* **Texto de origen**

┌──

En fin... ironías de la vida.
Sin embargo, con el paso de los siglos, la educación y el deporte fueron escindiendo sus caminos al grado tal de que en un momento de la historia cada cual recorría senderos no sólo separados, sino alejados una del otro por criterios torpemente establecidos por la comercialización industrial de los atletas.
En nuestro vecino país del norte, con los gringos, pues, hay casos documentados de jóvenes técnicamente analfabetas que han alcanzado sus diplomas universitarios gracias a sus habilidades sobresalientes en deportes de conjunto (basketbol, beisbol, futbol y otros), lo que les permitió formar parte de los representativos durante toda su estancia en la institución.
Por otro lado, la idealización de la práctica deportiva ha creado mitos acerca de los beneficios físicos que conlleva no sólo practicar un deporte específico sino hacerlo en un determinado aparato que fortalecerá regiones anatómicas que una simple caminata no logra. Y, por supuesto, habrá que hacerlo en un gimnasio fastuosamente iluminado y refrigerado, o en el rincón más solitario del hogar, de preferencia leyendo el periódico o viendo la televisión. Parecen olvidar que cada persona es diferente, y por tanto lo son también sus posibilidades, sus gustos y su respuesta al ejercicio.
¿Dónde queda, pues, el espíritu del viejo Platón? ¿Dónde está el generoso contacto con la naturaleza, el aire, el sol, el canto de los pájaros?, que además de influir en el ánimo del momento, proporcionan elementos para revalorar nuestro entorno. No hay que perder de vista que el deporte, particularmente el de recreación y salud, es una cuestión individual, y aunque lo practiquemos en compañía de otras personas para hacerlo más llevadero, debemos vigilar que sea con base en nuestras propias necesidades y motivaciones.
Con todo, aún en nuestros días, persiste la confusión sobre si practicar deporte recreativo y de salud, deporte de competencia o deporte para esculpir el cuerpo, sin tomar en cuenta la educación, dejando de lado la visión integral de los filósofos de la antigüedad, que no privilegiaban una práctica sobre otra, sino que una estaba ínsita en la otra y viceversa.

└──

* **Detalles de la tarea**
Por favor, prosigue el texto sobre el deporte y la educación a partir de su última oración.

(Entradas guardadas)
┌──

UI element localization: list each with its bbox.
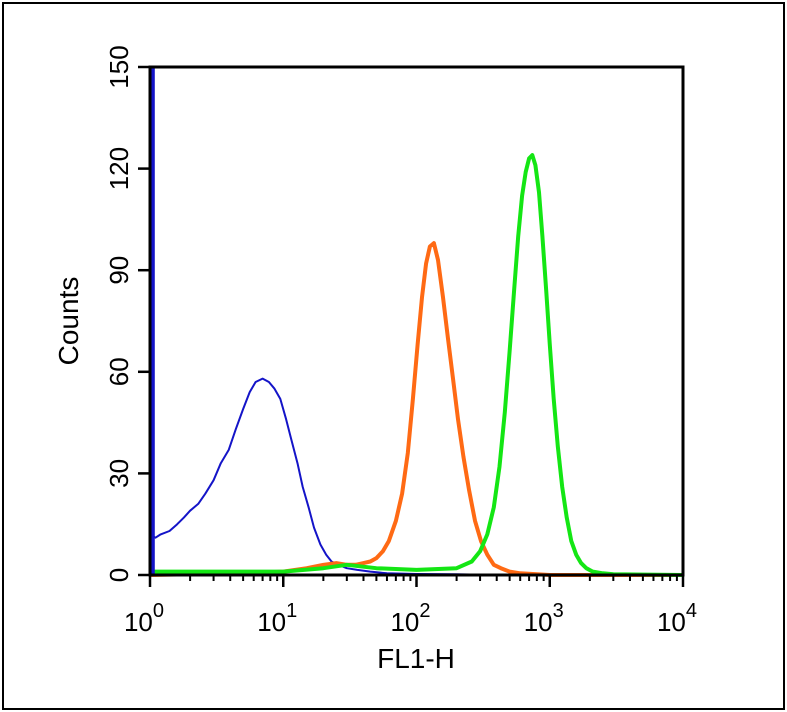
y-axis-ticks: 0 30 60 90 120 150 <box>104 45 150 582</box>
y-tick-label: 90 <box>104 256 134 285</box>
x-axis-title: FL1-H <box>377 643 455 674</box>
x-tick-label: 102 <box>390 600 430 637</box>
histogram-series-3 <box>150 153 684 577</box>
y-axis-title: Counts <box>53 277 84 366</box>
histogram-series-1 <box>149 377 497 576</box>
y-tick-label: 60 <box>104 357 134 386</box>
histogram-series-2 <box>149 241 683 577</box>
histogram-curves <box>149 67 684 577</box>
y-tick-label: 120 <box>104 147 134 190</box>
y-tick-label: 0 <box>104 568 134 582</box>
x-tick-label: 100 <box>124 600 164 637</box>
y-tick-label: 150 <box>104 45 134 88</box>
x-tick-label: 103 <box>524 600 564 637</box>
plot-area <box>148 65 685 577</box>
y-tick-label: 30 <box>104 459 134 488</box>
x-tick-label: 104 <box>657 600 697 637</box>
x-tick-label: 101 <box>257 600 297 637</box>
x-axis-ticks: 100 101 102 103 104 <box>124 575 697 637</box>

└──

* **El resultado**
Sobrevive, pues, la búsqueda de respuestas concretas y rápidas en la práctica del deporte sin importar el aspecto lúdico, la formación integral de los individuos y su consecuencia inmediata como mejores ciudadanos. Encima de este ideal se mantienen los criterios comerciales que le generan millonarias ganancias a las empresas que apoyan la imagen de los deportistas de alto rendimiento.
Según Pierre Laguillaumie, “la unidad deportiva mundial está avalada por el lenguaje universal: el récord, que es como el dinero para la economía política.” Así, el precio del récord, de la victoria o del alto rendimiento es muy alto, pues el sacrificio de los deportistas en su lucha por la consecución de estos objetivos, los convierten en verdaderos obreros del deporte: sus cuerpos maltratados y castigados por el esfuerzo físico de años de intenso entrenamiento pagan las consecuencias con deformidades que arrastran por el resto de su vida.
En el otro plato de la balanza se encuentra la actividad física libre y espontánea que, sin los rigurosos sometimientos del deporte competitivo, complementa adecuadamente la educación de una persona. Habría que entender el deporte como medio, más que como fin, para lograr el desarrollo integral de la persona en lo humano, en lo deportivo y en lo social, y como elemento aglutinador de las relaciones interpersonales frente a otras formas menos sanas de ocupar los ratos de ocio.
¿Y a mí que me importa, eh?, pensará alguien por ahí. Yo creo que nada… o todo. No sé.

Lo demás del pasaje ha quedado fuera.